**Instructions for the task**.
Retype the listing that follows, word for word.

**Records shown**.
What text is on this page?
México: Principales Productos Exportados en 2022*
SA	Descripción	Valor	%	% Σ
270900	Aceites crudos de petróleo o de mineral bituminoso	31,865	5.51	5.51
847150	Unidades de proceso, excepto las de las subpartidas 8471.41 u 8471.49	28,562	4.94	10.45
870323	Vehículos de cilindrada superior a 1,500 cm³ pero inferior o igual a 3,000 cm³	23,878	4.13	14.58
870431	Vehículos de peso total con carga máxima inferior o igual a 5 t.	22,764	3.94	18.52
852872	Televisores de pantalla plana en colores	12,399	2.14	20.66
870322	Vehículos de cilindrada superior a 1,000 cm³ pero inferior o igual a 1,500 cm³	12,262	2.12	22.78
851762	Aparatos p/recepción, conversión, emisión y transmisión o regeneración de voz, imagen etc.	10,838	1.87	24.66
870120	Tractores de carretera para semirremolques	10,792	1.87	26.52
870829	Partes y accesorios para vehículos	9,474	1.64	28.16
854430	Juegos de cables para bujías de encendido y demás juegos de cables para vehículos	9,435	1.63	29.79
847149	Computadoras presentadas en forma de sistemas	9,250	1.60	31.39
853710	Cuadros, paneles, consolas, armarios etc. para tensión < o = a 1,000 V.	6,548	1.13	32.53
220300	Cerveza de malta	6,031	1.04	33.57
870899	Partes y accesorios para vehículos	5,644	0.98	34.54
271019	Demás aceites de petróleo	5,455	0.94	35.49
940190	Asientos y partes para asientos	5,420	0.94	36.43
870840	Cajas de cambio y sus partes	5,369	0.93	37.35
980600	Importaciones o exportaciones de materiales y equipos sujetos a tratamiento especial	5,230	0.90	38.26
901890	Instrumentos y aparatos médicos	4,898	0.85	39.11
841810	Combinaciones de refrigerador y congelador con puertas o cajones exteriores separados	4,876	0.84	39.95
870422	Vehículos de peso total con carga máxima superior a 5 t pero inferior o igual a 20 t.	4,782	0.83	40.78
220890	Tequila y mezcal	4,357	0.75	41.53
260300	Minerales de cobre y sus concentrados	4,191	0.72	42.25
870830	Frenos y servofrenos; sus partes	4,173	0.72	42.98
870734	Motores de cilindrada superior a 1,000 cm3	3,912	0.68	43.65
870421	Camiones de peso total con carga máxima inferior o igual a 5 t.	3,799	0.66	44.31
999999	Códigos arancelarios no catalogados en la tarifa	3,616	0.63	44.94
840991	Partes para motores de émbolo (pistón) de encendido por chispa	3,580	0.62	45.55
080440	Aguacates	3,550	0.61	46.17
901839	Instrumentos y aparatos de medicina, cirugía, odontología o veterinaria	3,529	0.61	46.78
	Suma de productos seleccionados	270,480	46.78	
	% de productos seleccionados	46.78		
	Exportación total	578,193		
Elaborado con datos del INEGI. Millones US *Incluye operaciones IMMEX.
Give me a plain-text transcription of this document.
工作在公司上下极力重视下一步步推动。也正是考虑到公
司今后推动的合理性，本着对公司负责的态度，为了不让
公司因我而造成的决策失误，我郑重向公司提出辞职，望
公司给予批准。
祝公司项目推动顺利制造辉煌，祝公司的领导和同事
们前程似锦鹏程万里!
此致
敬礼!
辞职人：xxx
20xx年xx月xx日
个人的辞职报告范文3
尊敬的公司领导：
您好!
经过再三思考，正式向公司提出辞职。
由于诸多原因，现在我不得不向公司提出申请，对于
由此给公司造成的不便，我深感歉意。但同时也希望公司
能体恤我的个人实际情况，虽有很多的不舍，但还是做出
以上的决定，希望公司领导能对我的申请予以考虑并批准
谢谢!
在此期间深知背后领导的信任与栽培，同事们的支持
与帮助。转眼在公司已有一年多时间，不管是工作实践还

**Solved exercise**.
What text is on this page?
México: Principales Productos Exportados en 2022*
SA	Descripción	Valor	%	% Σ
270900	Aceites crudos de petróleo o de mineral bituminoso	31,865	5.51	5.51
847150	Unidades de proceso, excepto las de las subpartidas 8471.41 u 8471.49	28,562	4.94	10.45
870323	Vehículos de cilindrada superior a 1,500 cm³ pero inferior o igual a 3,000 cm³	23,878	4.13	14.58
870431	Vehículos de peso total con carga máxima inferior o igual a 5 t.	22,764	3.94	18.52
852872	Televisores de pantalla plana en colores	12,399	2.14	20.66
870322	Vehículos de cilindrada superior a 1,000 cm³ pero inferior o igual a 1,500 cm³	12,262	2.12	22.78
851762	Aparatos p/recepción, conversión, emisión y transmisión o regeneración de voz, imagen etc.	10,838	1.87	24.66
870120	Tractores de carretera para semirremolques	10,792	1.87	26.52
870829	Partes y accesorios para vehículos	9,474	1.64	28.16
854430	Juegos de cables para bujías de encendido y demás juegos de cables para vehículos	9,435	1.63	29.79
847149	Computadoras presentadas en forma de sistemas	9,250	1.60	31.39
853710	Cuadros, paneles, consolas, armarios etc. para tensión < o = a 1,000 V.	6,548	1.13	32.53
220300	Cerveza de malta	6,031	1.04	33.57
870899	Partes y accesorios para vehículos	5,644	0.98	34.54
271019	Demás aceites de petróleo	5,455	0.94	35.49
940190	Asientos y partes para asientos	5,420	0.94	36.43
870840	Cajas de cambio y sus partes	5,369	0.93	37.35
980600	Importaciones o exportaciones de materiales y equipos sujetos a tratamiento especial	5,230	0.90	38.26
901890	Instrumentos y aparatos médicos	4,898	0.85	39.11
841810	Combinaciones de refrigerador y congelador con puertas o cajones exteriores separados	4,876	0.84	39.95
870422	Vehículos de peso total con carga máxima superior a 5 t pero inferior o igual a 20 t.	4,782	0.83	40.78
220890	Tequila y mezcal	4,357	0.75	41.53
260300	Minerales de cobre y sus concentrados	4,191	0.72	42.25
870830	Frenos y servofrenos; sus partes	4,173	0.72	42.98
870734	Motores de cilindrada superior a 1,000 cm3	3,912	0.68	43.65
870421	Camiones de peso total con carga máxima inferior o igual a 5 t.	3,799	0.66	44.31
999999	Códigos arancelarios no catalogados en la tarifa	3,616	0.63	44.94
840991	Partes para motores de émbolo (pistón) de encendido por chispa	3,580	0.62	45.55
080440	Aguacates	3,550	0.61	46.17
901839	Instrumentos y aparatos de medicina, cirugía, odontología o veterinaria	3,529	0.61	46.78
	Suma de productos seleccionados	270,480	46.78	
	% de productos seleccionados	46.78		
	Exportación total	578,193		
Elaborado con datos del INEGI. Millones US *Incluye operaciones IMMEX.
Give me a plain-text transcription of this document.
工作在公司上下极力重视下一步步推动。也正是考虑到公
司今后推动的合理性，本着对公司负责的态度，为了不让
公司因我而造成的决策失误，我郑重向公司提出辞职，望
公司给予批准。
祝公司项目推动顺利制造辉煌，祝公司的领导和同事
们前程似锦鹏程万里!
此致
敬礼!
辞职人：xxx
20xx年xx月xx日
个人的辞职报告范文3
尊敬的公司领导：
您好!
经过再三思考，正式向公司提出辞职。
由于诸多原因，现在我不得不向公司提出申请，对于
由此给公司造成的不便，我深感歉意。但同时也希望公司
能体恤我的个人实际情况，虽有很多的不舍，但还是做出
以上的决定，希望公司领导能对我的申请予以考虑并批准
谢谢!
在此期间深知背后领导的信任与栽培，同事们的支持
与帮助。转眼在公司已有一年多时间，不管是工作实践还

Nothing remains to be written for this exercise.